## EXTRACT
━━━━━━━━━━━━━━━━

During the formation of bacterial biofilms, planktonic bacteria first adhere to the solid surface and then form a polymer matrix that is rich in proteins, nucleic acids, and extracellular polysaccharides (EPS); this matrix exhibits a protective effect against adverse environmental factors. EPS is the main component of the polymer matrix. Figure 1 shows the changes in the EPS contents in S. aureus and S. enteritidis biofilms after different treatments (US, 0.5% PLA, 1% PLA, US + 0.5% PLA, and US + 1% PLA) for 30 min. As shown in Figure 1A, the soluble EPS content in the control S. aureus biofilm was 31.4 μg/mL. After treatment with US, 0.5% PLA, and 1% PLA, the soluble EPS content in the biofilms decreased to 23.9, 23.2, and 16.1 μg/mL, respectively. Treatments with US, 0.5% PLA, and 1% PLA reduced the soluble EPS content by 26.8%, 26.9%, and 48.7%, respectively. The combined treatment of US and PLA disrupted the EPS structure in the biofilm matrix, thereby destroying the integrity of the biofilms. Moreover, the combined treatment of US and 1% PLA decreased the soluble EPS content in the biofilms to 5.9 μg/mL. This finding indicates that the combination of ultrasound and PLA significantly reduced the insoluble EPS compared to ultrasound or PLA alone (p < 0.05). As shown in Figure 1B, the insoluble EPS content in the control S. aureus biofilm was 128.4 μg/mL. After treatment with US, 0.5% PLA, 1% PLA, US + 0.5% PLA, and US + 1% PLA, the insoluble EPS contents decreased to 108.6, 103.7, 95.5, 87.8, and 85.3 μg/mL, respectively. Treatment with 1% PLA reduced the insoluble EPS content by 25.6%, while the co-treatment of US + 0.5% PLA reduced the content by 31.6%, indicating the synergistic effect of US and PLA on removing the biofilm matrix.

━━━━━━━━━━━━━━━━

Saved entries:

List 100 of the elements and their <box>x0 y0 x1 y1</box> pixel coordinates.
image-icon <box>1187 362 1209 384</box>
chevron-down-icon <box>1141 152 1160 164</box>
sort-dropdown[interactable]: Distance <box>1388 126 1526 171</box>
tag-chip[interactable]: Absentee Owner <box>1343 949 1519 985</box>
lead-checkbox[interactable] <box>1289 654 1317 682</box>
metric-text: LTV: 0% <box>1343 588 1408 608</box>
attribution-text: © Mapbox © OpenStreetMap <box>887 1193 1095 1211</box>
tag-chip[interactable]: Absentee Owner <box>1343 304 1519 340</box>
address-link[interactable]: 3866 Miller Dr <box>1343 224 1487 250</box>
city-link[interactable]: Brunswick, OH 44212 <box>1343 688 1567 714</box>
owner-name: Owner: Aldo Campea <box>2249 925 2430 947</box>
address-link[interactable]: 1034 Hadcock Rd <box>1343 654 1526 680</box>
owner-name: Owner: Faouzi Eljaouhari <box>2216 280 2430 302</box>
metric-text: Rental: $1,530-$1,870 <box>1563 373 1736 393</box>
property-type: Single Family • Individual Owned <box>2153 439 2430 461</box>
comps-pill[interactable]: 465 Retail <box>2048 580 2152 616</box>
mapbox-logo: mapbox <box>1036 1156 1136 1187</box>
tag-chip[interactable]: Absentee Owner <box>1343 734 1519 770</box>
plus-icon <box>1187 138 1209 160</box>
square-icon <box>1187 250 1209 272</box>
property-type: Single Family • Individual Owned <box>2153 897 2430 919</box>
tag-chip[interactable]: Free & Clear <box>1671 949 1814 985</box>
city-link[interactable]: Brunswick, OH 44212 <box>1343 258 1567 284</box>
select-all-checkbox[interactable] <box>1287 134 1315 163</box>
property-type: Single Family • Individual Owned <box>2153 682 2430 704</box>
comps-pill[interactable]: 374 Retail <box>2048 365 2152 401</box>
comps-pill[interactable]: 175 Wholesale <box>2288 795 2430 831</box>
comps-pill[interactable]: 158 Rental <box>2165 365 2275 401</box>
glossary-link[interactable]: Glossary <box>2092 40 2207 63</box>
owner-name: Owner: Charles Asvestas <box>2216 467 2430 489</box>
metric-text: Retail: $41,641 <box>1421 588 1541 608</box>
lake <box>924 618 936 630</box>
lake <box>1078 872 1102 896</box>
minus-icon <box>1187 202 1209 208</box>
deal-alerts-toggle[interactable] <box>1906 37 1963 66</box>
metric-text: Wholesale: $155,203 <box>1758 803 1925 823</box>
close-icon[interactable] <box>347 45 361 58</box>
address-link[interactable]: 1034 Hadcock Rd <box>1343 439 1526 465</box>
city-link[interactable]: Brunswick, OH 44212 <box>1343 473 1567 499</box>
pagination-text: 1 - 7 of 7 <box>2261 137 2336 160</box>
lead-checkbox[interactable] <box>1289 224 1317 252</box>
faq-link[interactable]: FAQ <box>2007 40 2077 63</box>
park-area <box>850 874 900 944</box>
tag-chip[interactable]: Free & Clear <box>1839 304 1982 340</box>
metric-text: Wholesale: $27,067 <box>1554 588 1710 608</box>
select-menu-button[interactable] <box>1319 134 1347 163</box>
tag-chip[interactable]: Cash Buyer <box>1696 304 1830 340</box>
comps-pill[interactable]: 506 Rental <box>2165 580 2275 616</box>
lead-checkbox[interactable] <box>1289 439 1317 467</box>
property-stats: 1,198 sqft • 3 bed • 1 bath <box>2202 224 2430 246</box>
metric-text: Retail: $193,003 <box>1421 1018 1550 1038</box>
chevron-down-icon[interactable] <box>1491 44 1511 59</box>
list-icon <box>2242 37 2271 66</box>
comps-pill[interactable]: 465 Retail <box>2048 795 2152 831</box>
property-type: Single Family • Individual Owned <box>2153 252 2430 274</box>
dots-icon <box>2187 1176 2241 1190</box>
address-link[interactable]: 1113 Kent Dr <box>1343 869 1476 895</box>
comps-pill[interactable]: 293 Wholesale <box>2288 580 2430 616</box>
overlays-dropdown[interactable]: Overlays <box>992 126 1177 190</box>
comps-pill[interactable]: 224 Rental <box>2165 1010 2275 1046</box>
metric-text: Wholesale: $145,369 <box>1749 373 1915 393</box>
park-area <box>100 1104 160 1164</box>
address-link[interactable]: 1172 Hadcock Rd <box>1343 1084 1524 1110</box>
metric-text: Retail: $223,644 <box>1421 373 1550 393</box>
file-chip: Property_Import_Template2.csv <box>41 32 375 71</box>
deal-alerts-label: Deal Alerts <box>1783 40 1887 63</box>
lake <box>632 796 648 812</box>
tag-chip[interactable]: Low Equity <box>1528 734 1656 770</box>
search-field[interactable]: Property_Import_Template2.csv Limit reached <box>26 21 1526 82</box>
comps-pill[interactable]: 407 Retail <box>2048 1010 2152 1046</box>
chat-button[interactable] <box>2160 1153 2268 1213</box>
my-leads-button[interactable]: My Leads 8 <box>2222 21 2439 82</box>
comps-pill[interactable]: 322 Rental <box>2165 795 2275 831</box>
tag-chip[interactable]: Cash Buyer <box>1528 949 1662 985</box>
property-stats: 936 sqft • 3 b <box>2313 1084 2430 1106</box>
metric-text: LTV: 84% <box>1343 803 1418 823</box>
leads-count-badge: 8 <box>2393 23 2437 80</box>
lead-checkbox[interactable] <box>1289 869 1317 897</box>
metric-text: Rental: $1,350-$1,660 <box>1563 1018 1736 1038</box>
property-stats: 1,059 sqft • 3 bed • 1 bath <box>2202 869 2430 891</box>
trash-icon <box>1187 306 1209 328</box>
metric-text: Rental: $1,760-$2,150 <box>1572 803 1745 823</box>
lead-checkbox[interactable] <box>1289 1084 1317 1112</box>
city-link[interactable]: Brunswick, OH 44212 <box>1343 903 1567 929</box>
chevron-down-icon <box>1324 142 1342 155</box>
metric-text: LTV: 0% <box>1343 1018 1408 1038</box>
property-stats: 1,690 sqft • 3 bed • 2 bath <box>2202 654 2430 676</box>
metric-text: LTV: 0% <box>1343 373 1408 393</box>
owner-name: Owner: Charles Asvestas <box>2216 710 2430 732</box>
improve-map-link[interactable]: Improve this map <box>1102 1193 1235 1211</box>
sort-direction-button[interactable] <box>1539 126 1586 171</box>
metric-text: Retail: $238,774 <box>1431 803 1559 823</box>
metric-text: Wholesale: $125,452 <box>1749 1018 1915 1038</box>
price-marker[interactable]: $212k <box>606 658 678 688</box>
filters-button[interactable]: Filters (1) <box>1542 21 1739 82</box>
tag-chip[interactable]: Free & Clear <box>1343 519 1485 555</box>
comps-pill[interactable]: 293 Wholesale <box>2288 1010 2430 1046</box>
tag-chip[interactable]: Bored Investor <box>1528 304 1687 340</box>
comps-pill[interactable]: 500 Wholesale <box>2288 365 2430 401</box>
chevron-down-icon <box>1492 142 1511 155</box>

━━━━━━━━━━━━━━━━

## TRY IT
Please answer these questions from the text on EPS in bacterial biofilms:
(a) What was the soluble EPS content in the control S. aureus biofilm?
(b) To what level did the US + 1% PLA treatment lower the insoluble EPS content?
(c) EPS is the main component of what?

## RESPONSE
(a) 31.4 μg/mL
(b) 85.3 μg/mL
(c) The polymer matrix